- **PROBLEM REQUIREMENTS**:
Count lines holding the word "spinale". Only the number is wanted.

Data excerpts:
• • •
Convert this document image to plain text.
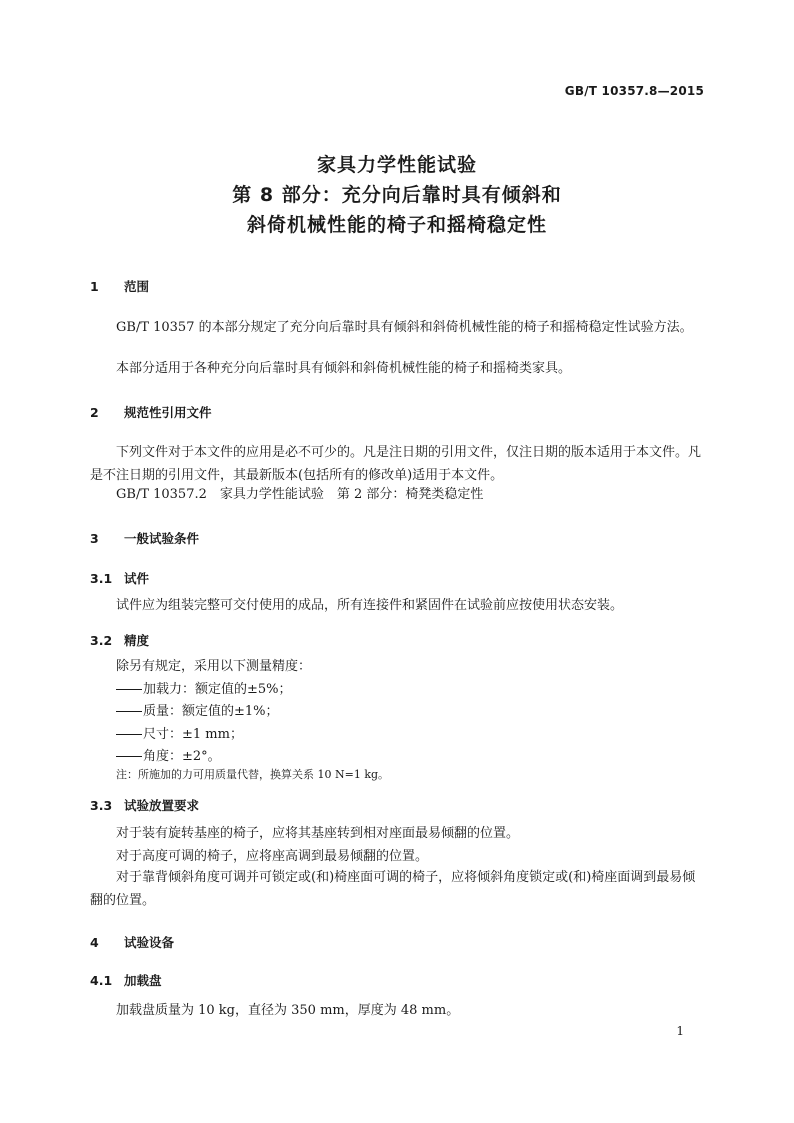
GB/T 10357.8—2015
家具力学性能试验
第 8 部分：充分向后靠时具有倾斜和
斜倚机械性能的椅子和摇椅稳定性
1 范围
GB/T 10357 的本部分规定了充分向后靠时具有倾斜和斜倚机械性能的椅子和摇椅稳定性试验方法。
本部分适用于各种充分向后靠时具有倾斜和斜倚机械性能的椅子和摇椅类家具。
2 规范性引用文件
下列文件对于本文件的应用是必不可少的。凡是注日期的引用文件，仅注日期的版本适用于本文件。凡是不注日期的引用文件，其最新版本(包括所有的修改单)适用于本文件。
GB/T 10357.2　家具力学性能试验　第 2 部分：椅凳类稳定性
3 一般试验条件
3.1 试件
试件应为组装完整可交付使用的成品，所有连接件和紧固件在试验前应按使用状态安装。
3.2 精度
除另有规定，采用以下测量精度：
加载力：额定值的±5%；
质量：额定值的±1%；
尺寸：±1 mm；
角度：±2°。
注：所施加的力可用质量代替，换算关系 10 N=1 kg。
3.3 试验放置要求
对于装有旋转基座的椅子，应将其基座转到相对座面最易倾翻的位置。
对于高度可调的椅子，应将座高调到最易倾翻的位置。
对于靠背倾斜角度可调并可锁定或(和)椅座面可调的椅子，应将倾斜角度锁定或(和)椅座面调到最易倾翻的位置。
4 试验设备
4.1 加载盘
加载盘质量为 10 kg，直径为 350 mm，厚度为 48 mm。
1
• • •
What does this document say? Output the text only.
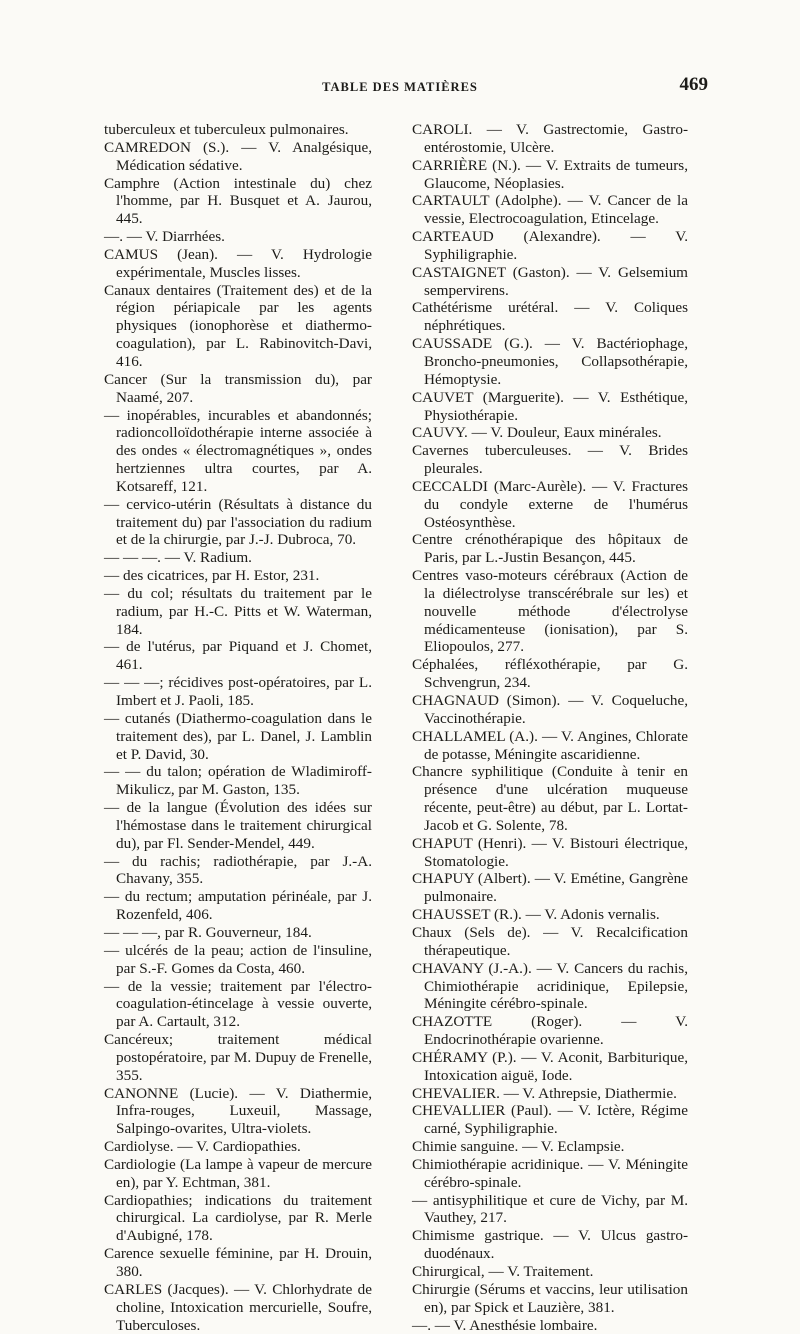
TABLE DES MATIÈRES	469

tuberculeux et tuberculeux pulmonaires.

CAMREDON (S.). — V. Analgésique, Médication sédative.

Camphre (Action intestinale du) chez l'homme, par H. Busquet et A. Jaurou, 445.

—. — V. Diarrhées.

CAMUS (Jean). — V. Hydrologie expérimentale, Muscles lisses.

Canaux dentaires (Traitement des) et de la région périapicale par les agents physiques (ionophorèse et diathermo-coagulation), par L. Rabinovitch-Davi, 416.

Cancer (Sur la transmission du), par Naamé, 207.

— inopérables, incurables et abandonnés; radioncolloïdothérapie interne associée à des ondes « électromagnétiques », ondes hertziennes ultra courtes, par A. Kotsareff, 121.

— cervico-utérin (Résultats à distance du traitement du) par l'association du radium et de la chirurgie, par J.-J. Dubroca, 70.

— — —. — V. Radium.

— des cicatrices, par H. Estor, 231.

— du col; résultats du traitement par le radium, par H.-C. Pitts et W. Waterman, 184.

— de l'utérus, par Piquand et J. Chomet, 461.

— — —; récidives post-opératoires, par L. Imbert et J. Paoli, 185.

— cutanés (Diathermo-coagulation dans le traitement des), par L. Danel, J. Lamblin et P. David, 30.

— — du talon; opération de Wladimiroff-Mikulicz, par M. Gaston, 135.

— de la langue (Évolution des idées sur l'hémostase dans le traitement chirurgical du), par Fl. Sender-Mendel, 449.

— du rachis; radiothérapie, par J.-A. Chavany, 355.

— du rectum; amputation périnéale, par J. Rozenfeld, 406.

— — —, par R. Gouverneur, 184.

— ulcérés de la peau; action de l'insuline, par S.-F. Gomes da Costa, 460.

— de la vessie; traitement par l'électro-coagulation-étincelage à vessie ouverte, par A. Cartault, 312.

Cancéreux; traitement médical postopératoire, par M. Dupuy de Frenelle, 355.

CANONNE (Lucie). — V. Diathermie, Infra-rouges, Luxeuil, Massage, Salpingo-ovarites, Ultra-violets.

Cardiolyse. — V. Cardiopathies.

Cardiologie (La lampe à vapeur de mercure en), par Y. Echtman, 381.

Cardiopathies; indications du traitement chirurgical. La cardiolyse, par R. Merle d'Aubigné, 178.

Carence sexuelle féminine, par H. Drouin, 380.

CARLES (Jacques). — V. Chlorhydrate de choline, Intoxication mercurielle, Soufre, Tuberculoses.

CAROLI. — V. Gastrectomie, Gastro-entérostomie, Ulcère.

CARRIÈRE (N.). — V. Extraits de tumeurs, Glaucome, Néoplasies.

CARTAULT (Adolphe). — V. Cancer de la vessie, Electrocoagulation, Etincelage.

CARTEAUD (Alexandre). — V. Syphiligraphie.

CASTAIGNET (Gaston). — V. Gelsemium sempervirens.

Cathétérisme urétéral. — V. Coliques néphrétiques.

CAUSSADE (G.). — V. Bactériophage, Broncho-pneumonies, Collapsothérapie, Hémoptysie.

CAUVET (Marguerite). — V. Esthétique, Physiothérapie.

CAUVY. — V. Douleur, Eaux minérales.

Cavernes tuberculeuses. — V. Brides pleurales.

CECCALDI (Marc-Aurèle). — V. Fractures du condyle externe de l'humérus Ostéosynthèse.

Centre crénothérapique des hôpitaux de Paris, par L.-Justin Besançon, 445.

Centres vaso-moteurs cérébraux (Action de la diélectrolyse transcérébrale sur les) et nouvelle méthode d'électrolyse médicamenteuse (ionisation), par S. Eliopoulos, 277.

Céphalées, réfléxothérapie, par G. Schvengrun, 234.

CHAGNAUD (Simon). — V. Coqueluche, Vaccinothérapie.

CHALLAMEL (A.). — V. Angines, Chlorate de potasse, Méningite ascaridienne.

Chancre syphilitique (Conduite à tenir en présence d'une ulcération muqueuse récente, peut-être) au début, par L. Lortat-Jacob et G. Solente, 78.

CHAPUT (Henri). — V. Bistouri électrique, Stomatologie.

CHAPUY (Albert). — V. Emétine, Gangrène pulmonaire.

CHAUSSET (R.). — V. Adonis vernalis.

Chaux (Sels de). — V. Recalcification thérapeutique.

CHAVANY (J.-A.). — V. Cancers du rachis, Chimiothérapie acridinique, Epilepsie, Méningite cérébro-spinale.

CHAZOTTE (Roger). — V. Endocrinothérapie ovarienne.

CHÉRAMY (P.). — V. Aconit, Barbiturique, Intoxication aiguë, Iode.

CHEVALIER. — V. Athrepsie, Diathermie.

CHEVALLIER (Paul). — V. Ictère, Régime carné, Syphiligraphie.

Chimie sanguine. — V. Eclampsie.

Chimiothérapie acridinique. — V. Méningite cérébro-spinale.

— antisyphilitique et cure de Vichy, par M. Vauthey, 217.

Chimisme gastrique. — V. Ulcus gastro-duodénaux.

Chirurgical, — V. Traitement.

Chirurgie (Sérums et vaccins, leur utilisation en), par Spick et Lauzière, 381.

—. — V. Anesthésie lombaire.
• • •
- **SOLUTION TO THE PROBLEM**:
2